What you should do:
The lines to be extracted begin at the line containing "Output the text content of this document." and end at the last line of the data below; copy them exactly and leave out the pictures.

(Dataset items)
***

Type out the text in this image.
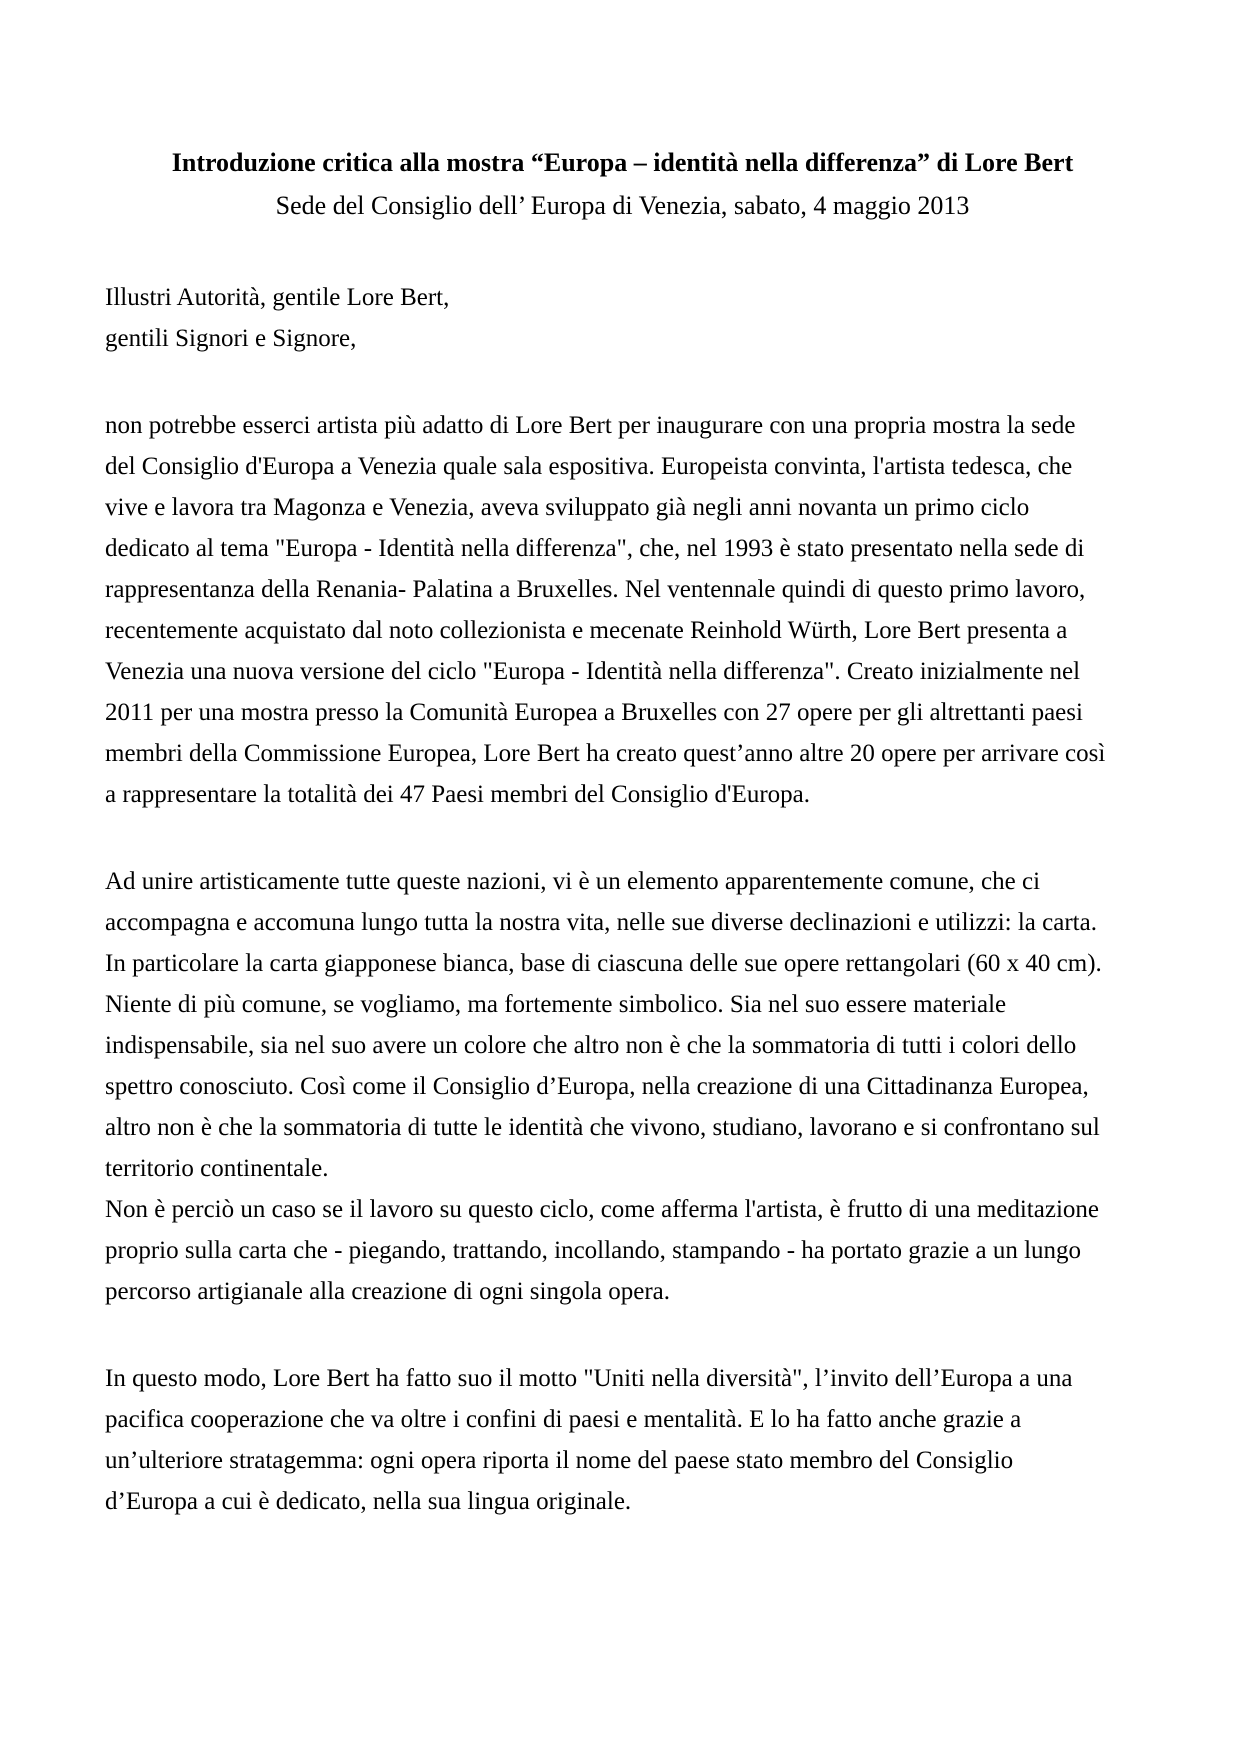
Introduzione critica alla mostra “Europa – identità nella differenza” di Lore Bert
Sede del Consiglio dell’ Europa di Venezia, sabato, 4 maggio 2013

Illustri Autorità, gentile Lore Bert,

gentili Signori e Signore,

non potrebbe esserci artista più adatto di Lore Bert per inaugurare con una propria mostra la sede

del Consiglio d'Europa a Venezia quale sala espositiva. Europeista convinta, l'artista tedesca, che

vive e lavora tra Magonza e Venezia, aveva sviluppato già negli anni novanta un primo ciclo

dedicato al tema "Europa - Identità nella differenza", che, nel 1993 è stato presentato nella sede di

rappresentanza della Renania- Palatina a Bruxelles. Nel ventennale quindi di questo primo lavoro,

recentemente acquistato dal noto collezionista e mecenate Reinhold Würth, Lore Bert presenta a

Venezia una nuova versione del ciclo "Europa - Identità nella differenza". Creato inizialmente nel

2011 per una mostra presso la Comunità Europea a Bruxelles con 27 opere per gli altrettanti paesi

membri della Commissione Europea, Lore Bert ha creato quest’anno altre 20 opere per arrivare così

a rappresentare la totalità dei 47 Paesi membri del Consiglio d'Europa.

Ad unire artisticamente tutte queste nazioni, vi è un elemento apparentemente comune, che ci

accompagna e accomuna lungo tutta la nostra vita, nelle sue diverse declinazioni e utilizzi: la carta.

In particolare la carta giapponese bianca, base di ciascuna delle sue opere rettangolari (60 x 40 cm).

Niente di più comune, se vogliamo, ma fortemente simbolico. Sia nel suo essere materiale

indispensabile, sia nel suo avere un colore che altro non è che la sommatoria di tutti i colori dello

spettro conosciuto. Così come il Consiglio d’Europa, nella creazione di una Cittadinanza Europea,

altro non è che la sommatoria di tutte le identità che vivono, studiano, lavorano e si confrontano sul

territorio continentale.

Non è perciò un caso se il lavoro su questo ciclo, come afferma l'artista, è frutto di una meditazione

proprio sulla carta che - piegando, trattando, incollando, stampando - ha portato grazie a un lungo

percorso artigianale alla creazione di ogni singola opera.

In questo modo, Lore Bert ha fatto suo il motto "Uniti nella diversità", l’invito dell’Europa a una

pacifica cooperazione che va oltre i confini di paesi e mentalità. E lo ha fatto anche grazie a

un’ulteriore stratagemma: ogni opera riporta il nome del paese stato membro del Consiglio

d’Europa a cui è dedicato, nella sua lingua originale.
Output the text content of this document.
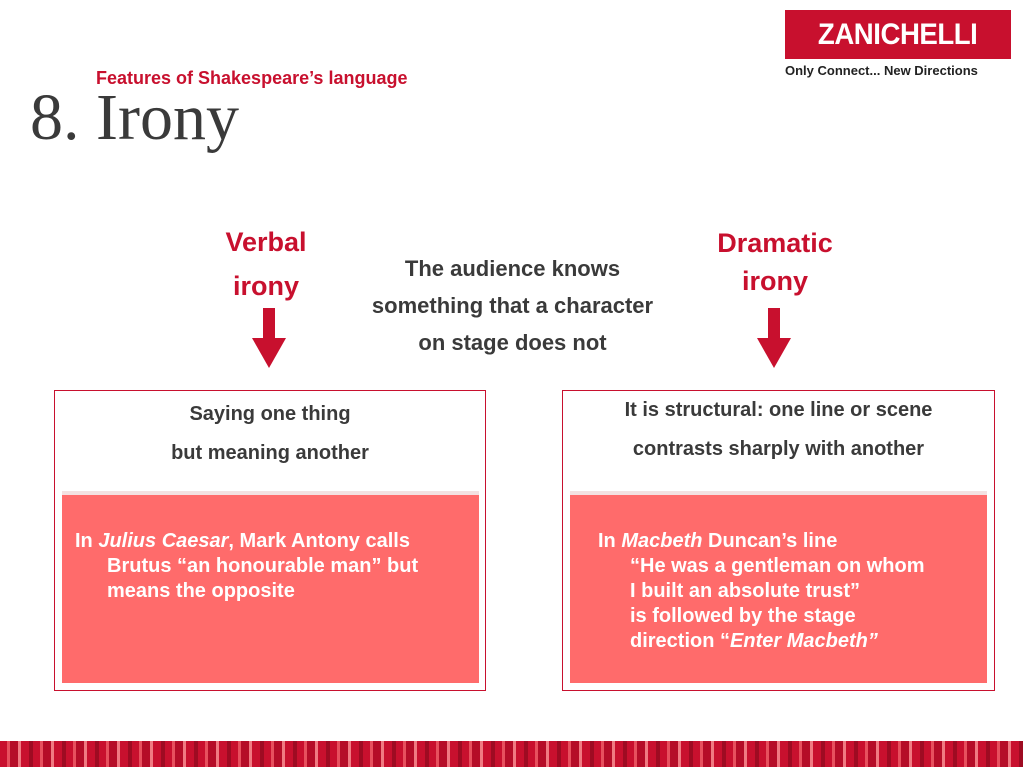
ZANICHELLI
Only Connect... New Directions
Features of Shakespeare’s language
8. Irony
Verbal
irony
Dramatic
irony
The audience knows
something that a character
on stage does not
Saying one thing
but meaning another
In Julius Caesar, Mark Antony calls
Brutus “an honourable man” but
means the opposite
It is structural: one line or scene
contrasts sharply with another
In Macbeth Duncan’s line
“He was a gentleman on whom
I built an absolute trust”
is followed by the stage
direction “Enter Macbeth”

***

Response below:
Output the text content of this document.
ZANICHELLI
Only Connect... New Directions
Features of Shakespeare’s language
8. Irony
Verbal
irony
Dramatic
irony
The audience knows
something that a character
on stage does not
Saying one thing
but meaning another
In Julius Caesar, Mark Antony calls
Brutus “an honourable man” but
means the opposite
It is structural: one line or scene
contrasts sharply with another
In Macbeth Duncan’s line
“He was a gentleman on whom
I built an absolute trust”
is followed by the stage
direction “Enter Macbeth”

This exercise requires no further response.